Repeat the whole listing exactly as written.

### ENTRIES
+ + + + +
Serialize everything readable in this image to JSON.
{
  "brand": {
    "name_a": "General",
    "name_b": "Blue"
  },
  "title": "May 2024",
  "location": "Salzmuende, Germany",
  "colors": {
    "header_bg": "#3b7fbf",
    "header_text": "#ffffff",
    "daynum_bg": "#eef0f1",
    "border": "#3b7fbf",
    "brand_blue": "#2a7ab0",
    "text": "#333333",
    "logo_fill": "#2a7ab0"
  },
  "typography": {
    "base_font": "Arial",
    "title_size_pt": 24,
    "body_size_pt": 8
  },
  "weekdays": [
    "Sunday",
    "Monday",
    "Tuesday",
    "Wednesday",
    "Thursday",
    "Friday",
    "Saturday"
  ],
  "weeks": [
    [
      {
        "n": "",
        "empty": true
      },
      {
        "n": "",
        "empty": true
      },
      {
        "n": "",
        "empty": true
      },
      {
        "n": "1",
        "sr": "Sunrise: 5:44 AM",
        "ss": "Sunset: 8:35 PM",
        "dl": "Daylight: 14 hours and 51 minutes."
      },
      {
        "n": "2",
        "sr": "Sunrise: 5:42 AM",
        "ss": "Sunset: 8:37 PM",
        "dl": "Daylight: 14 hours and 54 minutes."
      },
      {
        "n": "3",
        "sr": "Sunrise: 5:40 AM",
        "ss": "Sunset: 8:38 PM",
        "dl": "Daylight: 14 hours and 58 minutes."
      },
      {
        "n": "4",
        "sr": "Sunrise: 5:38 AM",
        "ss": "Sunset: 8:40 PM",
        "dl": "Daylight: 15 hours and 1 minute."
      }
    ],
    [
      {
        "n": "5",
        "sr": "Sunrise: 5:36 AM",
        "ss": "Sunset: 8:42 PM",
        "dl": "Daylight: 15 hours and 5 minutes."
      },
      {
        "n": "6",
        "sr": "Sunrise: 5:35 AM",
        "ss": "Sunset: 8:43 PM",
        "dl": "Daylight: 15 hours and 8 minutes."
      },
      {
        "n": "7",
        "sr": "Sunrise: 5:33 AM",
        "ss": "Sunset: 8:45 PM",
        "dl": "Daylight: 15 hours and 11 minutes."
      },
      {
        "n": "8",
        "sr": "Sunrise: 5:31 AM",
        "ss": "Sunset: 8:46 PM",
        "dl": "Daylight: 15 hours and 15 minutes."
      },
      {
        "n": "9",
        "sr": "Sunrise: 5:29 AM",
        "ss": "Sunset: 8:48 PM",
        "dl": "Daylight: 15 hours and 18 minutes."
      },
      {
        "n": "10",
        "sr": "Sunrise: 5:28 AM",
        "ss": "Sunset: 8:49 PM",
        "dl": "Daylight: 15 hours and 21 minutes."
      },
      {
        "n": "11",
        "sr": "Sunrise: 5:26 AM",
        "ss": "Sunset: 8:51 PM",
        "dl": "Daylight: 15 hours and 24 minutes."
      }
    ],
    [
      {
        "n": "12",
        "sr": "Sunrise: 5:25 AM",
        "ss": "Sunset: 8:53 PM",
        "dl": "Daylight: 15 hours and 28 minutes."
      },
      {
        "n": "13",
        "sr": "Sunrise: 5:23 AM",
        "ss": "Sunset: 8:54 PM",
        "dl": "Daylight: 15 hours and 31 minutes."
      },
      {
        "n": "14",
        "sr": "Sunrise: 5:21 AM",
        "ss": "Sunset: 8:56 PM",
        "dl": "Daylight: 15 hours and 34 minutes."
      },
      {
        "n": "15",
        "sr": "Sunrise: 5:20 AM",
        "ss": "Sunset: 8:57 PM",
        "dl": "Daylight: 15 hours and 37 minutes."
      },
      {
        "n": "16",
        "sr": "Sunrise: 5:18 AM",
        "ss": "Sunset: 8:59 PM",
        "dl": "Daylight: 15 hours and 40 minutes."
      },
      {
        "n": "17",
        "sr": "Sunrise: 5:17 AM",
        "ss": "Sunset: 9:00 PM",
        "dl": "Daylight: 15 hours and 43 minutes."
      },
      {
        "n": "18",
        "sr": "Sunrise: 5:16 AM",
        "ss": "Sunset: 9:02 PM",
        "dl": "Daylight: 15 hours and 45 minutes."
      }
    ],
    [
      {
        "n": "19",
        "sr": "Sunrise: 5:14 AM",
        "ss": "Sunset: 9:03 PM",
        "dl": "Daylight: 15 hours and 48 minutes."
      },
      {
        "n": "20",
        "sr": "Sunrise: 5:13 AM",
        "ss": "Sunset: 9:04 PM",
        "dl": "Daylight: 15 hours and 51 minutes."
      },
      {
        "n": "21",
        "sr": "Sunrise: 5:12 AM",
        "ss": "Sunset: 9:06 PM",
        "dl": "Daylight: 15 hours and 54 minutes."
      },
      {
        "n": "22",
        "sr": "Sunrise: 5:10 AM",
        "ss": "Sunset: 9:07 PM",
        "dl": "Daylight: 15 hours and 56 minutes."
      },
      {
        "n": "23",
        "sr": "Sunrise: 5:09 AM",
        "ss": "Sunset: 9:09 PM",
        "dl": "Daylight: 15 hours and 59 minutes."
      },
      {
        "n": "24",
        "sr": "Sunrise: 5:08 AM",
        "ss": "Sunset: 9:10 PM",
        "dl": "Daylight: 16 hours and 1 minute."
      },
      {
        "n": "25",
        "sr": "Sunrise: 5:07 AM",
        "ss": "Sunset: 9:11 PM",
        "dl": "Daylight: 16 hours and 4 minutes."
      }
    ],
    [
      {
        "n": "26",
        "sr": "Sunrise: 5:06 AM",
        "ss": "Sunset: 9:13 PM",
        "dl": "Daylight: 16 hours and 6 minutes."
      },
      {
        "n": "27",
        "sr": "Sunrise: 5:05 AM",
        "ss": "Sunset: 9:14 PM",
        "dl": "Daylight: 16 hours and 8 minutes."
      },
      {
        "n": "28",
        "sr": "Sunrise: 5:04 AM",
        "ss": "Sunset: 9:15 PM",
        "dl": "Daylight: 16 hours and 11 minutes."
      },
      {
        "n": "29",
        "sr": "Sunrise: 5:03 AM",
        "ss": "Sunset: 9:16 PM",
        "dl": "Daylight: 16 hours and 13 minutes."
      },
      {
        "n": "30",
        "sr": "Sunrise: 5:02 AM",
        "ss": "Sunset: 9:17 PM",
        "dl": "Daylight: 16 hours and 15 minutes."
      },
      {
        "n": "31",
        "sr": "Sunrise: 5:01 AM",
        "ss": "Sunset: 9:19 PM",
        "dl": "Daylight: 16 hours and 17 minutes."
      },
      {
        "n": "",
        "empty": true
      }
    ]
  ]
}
+ + + + +
### ANSWER
Serialize everything readable in this image to JSON.
{
  "brand": {
    "name_a": "General",
    "name_b": "Blue"
  },
  "title": "May 2024",
  "location": "Salzmuende, Germany",
  "colors": {
    "header_bg": "#3b7fbf",
    "header_text": "#ffffff",
    "daynum_bg": "#eef0f1",
    "border": "#3b7fbf",
    "brand_blue": "#2a7ab0",
    "text": "#333333",
    "logo_fill": "#2a7ab0"
  },
  "typography": {
    "base_font": "Arial",
    "title_size_pt": 24,
    "body_size_pt": 8
  },
  "weekdays": [
    "Sunday",
    "Monday",
    "Tuesday",
    "Wednesday",
    "Thursday",
    "Friday",
    "Saturday"
  ],
  "weeks": [
    [
      {
        "n": "",
        "empty": true
      },
      {
        "n": "",
        "empty": true
      },
      {
        "n": "",
        "empty": true
      },
      {
        "n": "1",
        "sr": "Sunrise: 5:44 AM",
        "ss": "Sunset: 8:35 PM",
        "dl": "Daylight: 14 hours and 51 minutes."
      },
      {
        "n": "2",
        "sr": "Sunrise: 5:42 AM",
        "ss": "Sunset: 8:37 PM",
        "dl": "Daylight: 14 hours and 54 minutes."
      },
      {
        "n": "3",
        "sr": "Sunrise: 5:40 AM",
        "ss": "Sunset: 8:38 PM",
        "dl": "Daylight: 14 hours and 58 minutes."
      },
      {
        "n": "4",
        "sr": "Sunrise: 5:38 AM",
        "ss": "Sunset: 8:40 PM",
        "dl": "Daylight: 15 hours and 1 minute."
      }
    ],
    [
      {
        "n": "5",
        "sr": "Sunrise: 5:36 AM",
        "ss": "Sunset: 8:42 PM",
        "dl": "Daylight: 15 hours and 5 minutes."
      },
      {
        "n": "6",
        "sr": "Sunrise: 5:35 AM",
        "ss": "Sunset: 8:43 PM",
        "dl": "Daylight: 15 hours and 8 minutes."
      },
      {
        "n": "7",
        "sr": "Sunrise: 5:33 AM",
        "ss": "Sunset: 8:45 PM",
        "dl": "Daylight: 15 hours and 11 minutes."
      },
      {
        "n": "8",
        "sr": "Sunrise: 5:31 AM",
        "ss": "Sunset: 8:46 PM",
        "dl": "Daylight: 15 hours and 15 minutes."
      },
      {
        "n": "9",
        "sr": "Sunrise: 5:29 AM",
        "ss": "Sunset: 8:48 PM",
        "dl": "Daylight: 15 hours and 18 minutes."
      },
      {
        "n": "10",
        "sr": "Sunrise: 5:28 AM",
        "ss": "Sunset: 8:49 PM",
        "dl": "Daylight: 15 hours and 21 minutes."
      },
      {
        "n": "11",
        "sr": "Sunrise: 5:26 AM",
        "ss": "Sunset: 8:51 PM",
        "dl": "Daylight: 15 hours and 24 minutes."
      }
    ],
    [
      {
        "n": "12",
        "sr": "Sunrise: 5:25 AM",
        "ss": "Sunset: 8:53 PM",
        "dl": "Daylight: 15 hours and 28 minutes."
      },
      {
        "n": "13",
        "sr": "Sunrise: 5:23 AM",
        "ss": "Sunset: 8:54 PM",
        "dl": "Daylight: 15 hours and 31 minutes."
      },
      {
        "n": "14",
        "sr": "Sunrise: 5:21 AM",
        "ss": "Sunset: 8:56 PM",
        "dl": "Daylight: 15 hours and 34 minutes."
      },
      {
        "n": "15",
        "sr": "Sunrise: 5:20 AM",
        "ss": "Sunset: 8:57 PM",
        "dl": "Daylight: 15 hours and 37 minutes."
      },
      {
        "n": "16",
        "sr": "Sunrise: 5:18 AM",
        "ss": "Sunset: 8:59 PM",
        "dl": "Daylight: 15 hours and 40 minutes."
      },
      {
        "n": "17",
        "sr": "Sunrise: 5:17 AM",
        "ss": "Sunset: 9:00 PM",
        "dl": "Daylight: 15 hours and 43 minutes."
      },
      {
        "n": "18",
        "sr": "Sunrise: 5:16 AM",
        "ss": "Sunset: 9:02 PM",
        "dl": "Daylight: 15 hours and 45 minutes."
      }
    ],
    [
      {
        "n": "19",
        "sr": "Sunrise: 5:14 AM",
        "ss": "Sunset: 9:03 PM",
        "dl": "Daylight: 15 hours and 48 minutes."
      },
      {
        "n": "20",
        "sr": "Sunrise: 5:13 AM",
        "ss": "Sunset: 9:04 PM",
        "dl": "Daylight: 15 hours and 51 minutes."
      },
      {
        "n": "21",
        "sr": "Sunrise: 5:12 AM",
        "ss": "Sunset: 9:06 PM",
        "dl": "Daylight: 15 hours and 54 minutes."
      },
      {
        "n": "22",
        "sr": "Sunrise: 5:10 AM",
        "ss": "Sunset: 9:07 PM",
        "dl": "Daylight: 15 hours and 56 minutes."
      },
      {
        "n": "23",
        "sr": "Sunrise: 5:09 AM",
        "ss": "Sunset: 9:09 PM",
        "dl": "Daylight: 15 hours and 59 minutes."
      },
      {
        "n": "24",
        "sr": "Sunrise: 5:08 AM",
        "ss": "Sunset: 9:10 PM",
        "dl": "Daylight: 16 hours and 1 minute."
      },
      {
        "n": "25",
        "sr": "Sunrise: 5:07 AM",
        "ss": "Sunset: 9:11 PM",
        "dl": "Daylight: 16 hours and 4 minutes."
      }
    ],
    [
      {
        "n": "26",
        "sr": "Sunrise: 5:06 AM",
        "ss": "Sunset: 9:13 PM",
        "dl": "Daylight: 16 hours and 6 minutes."
      },
      {
        "n": "27",
        "sr": "Sunrise: 5:05 AM",
        "ss": "Sunset: 9:14 PM",
        "dl": "Daylight: 16 hours and 8 minutes."
      },
      {
        "n": "28",
        "sr": "Sunrise: 5:04 AM",
        "ss": "Sunset: 9:15 PM",
        "dl": "Daylight: 16 hours and 11 minutes."
      },
      {
        "n": "29",
        "sr": "Sunrise: 5:03 AM",
        "ss": "Sunset: 9:16 PM",
        "dl": "Daylight: 16 hours and 13 minutes."
      },
      {
        "n": "30",
        "sr": "Sunrise: 5:02 AM",
        "ss": "Sunset: 9:17 PM",
        "dl": "Daylight: 16 hours and 15 minutes."
      },
      {
        "n": "31",
        "sr": "Sunrise: 5:01 AM",
        "ss": "Sunset: 9:19 PM",
        "dl": "Daylight: 16 hours and 17 minutes."
      },
      {
        "n": "",
        "empty": true
      }
    ]
  ]
}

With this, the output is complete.